GIVEN PASSAGE:
I'm skipping the unboxing part because to me that is unimportant, I'm after the meat and potatoes of the matter.

The first thing I noticed about the unit when it arrived was the amount of plastic used. Don't get me wrong plastic is good, but sometimes there’s low quality plastic getting thrown in. The base of the unit is made out of some very sturdy plastic; I suspect short drops, bumps. Kicks and other forms of minor to moderate abuse will not hurt the body of the filter. The bottom is made fully out of plastic but its good plastic with thickness on it

Moving on this filter model comes only with 3 trays (Please know how many trays the unit comes with changes with the models. All the way down to a low of 2 to a max of 4 **They also count the UV light as one of the stages of filtration**)

TASK DIRECTIONS:
From the product review text, output the passage between "The first thing" and "stages of filtration**)", inclusive, copied without any changes.

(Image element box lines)

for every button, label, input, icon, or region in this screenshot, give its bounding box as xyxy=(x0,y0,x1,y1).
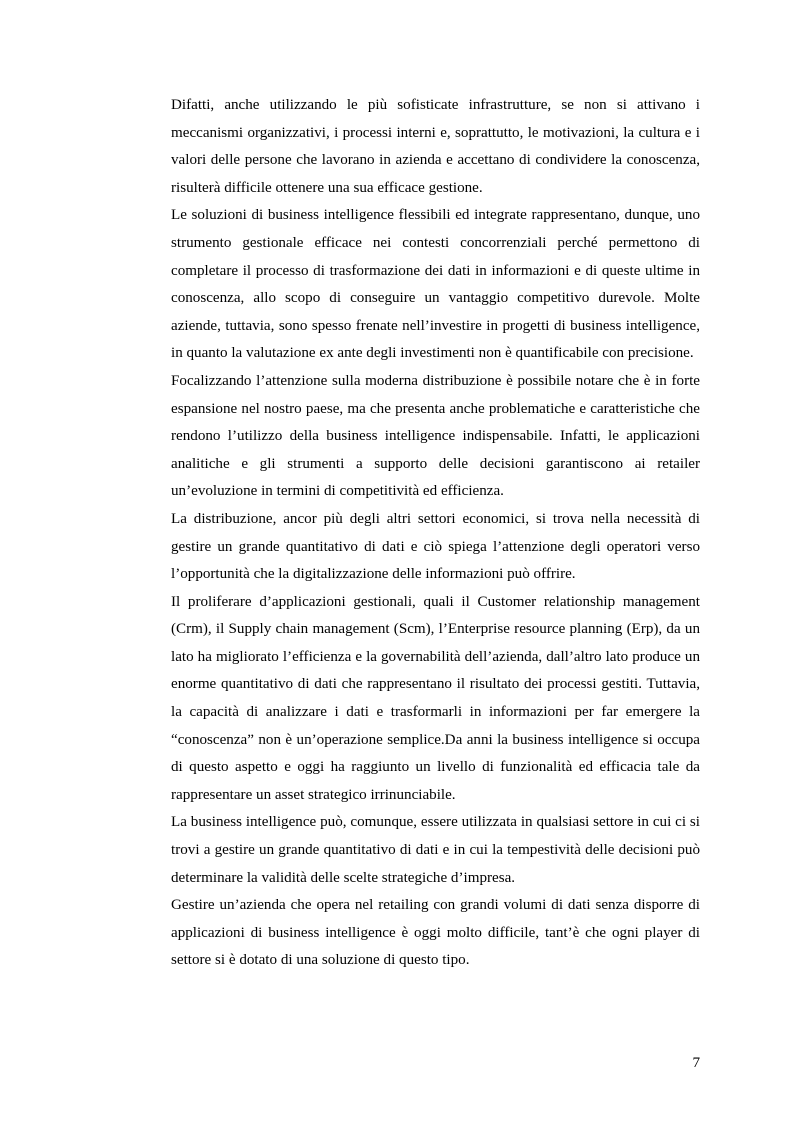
paragraph: Difatti, anche utilizzando le più sofisticate infrastrutture, se non si attivano i meccanismi organizzativi, i processi interni e, soprattutto, le motivazioni, la cultura e i valori delle persone che lavorano in azienda e accettano di condividere la conoscenza, risulterà difficile ottenere una sua efficace gestione. xyxy=(171,97,700,196)
paragraph: La business intelligence può, comunque, essere utilizzata in qualsiasi settore in cui ci si trovi a gestire un grande quantitativo di dati e in cui la tempestività delle decisioni può determinare la validità delle scelte strategiche d’impresa. xyxy=(171,814,700,886)
paragraph: Focalizzando l’attenzione sulla moderna distribuzione è possibile notare che è in forte espansione nel nostro paese, ma che presenta anche problematiche e caratteristiche che rendono l’utilizzo della business intelligence indispensabile. Infatti, le applicazioni analitiche e gli strumenti a supporto delle decisioni garantiscono ai retailer un’evoluzione in termini di competitività ed efficienza. xyxy=(171,372,700,500)
page-number: 7 xyxy=(692,1055,700,1071)
body-text xyxy=(171,92,700,975)
paragraph: Il proliferare d’applicazioni gestionali, quali il Customer relationship management (Crm), il Supply chain management (Scm), l’Enterprise resource planning (Erp), da un lato ha migliorato l’efficienza e la governabilità dell’azienda, dall’altro lato produce un enorme quantitativo di dati che rappresentano il risultato dei processi gestiti. Tuttavia, la capacità di analizzare i dati e trasformarli in informazioni per far emergere la “conoscenza” non è un’operazione semplice.Da anni la business intelligence si occupa di questo aspetto e oggi ha raggiunto un livello di funzionalità ed efficacia tale da rappresentare un asset strategico irrinunciabile. xyxy=(171,593,700,803)
paragraph: La distribuzione, ancor più degli altri settori economici, si trova nella necessità di gestire un grande quantitativo di dati e ciò spiega l’attenzione degli operatori verso l’opportunità che la digitalizzazione delle informazioni può offrire. xyxy=(171,510,700,583)
paragraph: Le soluzioni di business intelligence flessibili ed integrate rappresentano, dunque, uno strumento gestionale efficace nei contesti concorrenziali perché permettono di completare il processo di trasformazione dei dati in informazioni e di queste ultime in conoscenza, allo scopo di conseguire un vantaggio competitivo durevole. Molte aziende, tuttavia, sono spesso frenate nell’investire in progetti di business intelligence, in quanto la valutazione ex ante degli investimenti non è quantificabile con precisione. xyxy=(171,207,700,362)
paragraph: Gestire un’azienda che opera nel retailing con grandi volumi di dati senza disporre di applicazioni di business intelligence è oggi molto difficile, tant’è che ogni player di settore si è dotato di una soluzione di questo tipo. xyxy=(171,897,700,969)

OUTPUT:
The first thing I noticed about the unit when it arrived was the amount of plastic used. Don't get me wrong plastic is good, but sometimes there’s low quality plastic getting thrown in. The base of the unit is made out of some very sturdy plastic; I suspect short drops, bumps. Kicks and other forms of minor to moderate abuse will not hurt the body of the filter. The bottom is made fully out of plastic but its good plastic with thickness on it

Moving on this filter model comes only with 3 trays (Please know how many trays the unit comes with changes with the models. All the way down to a low of 2 to a max of 4 **They also count the UV light as one of the stages of filtration**)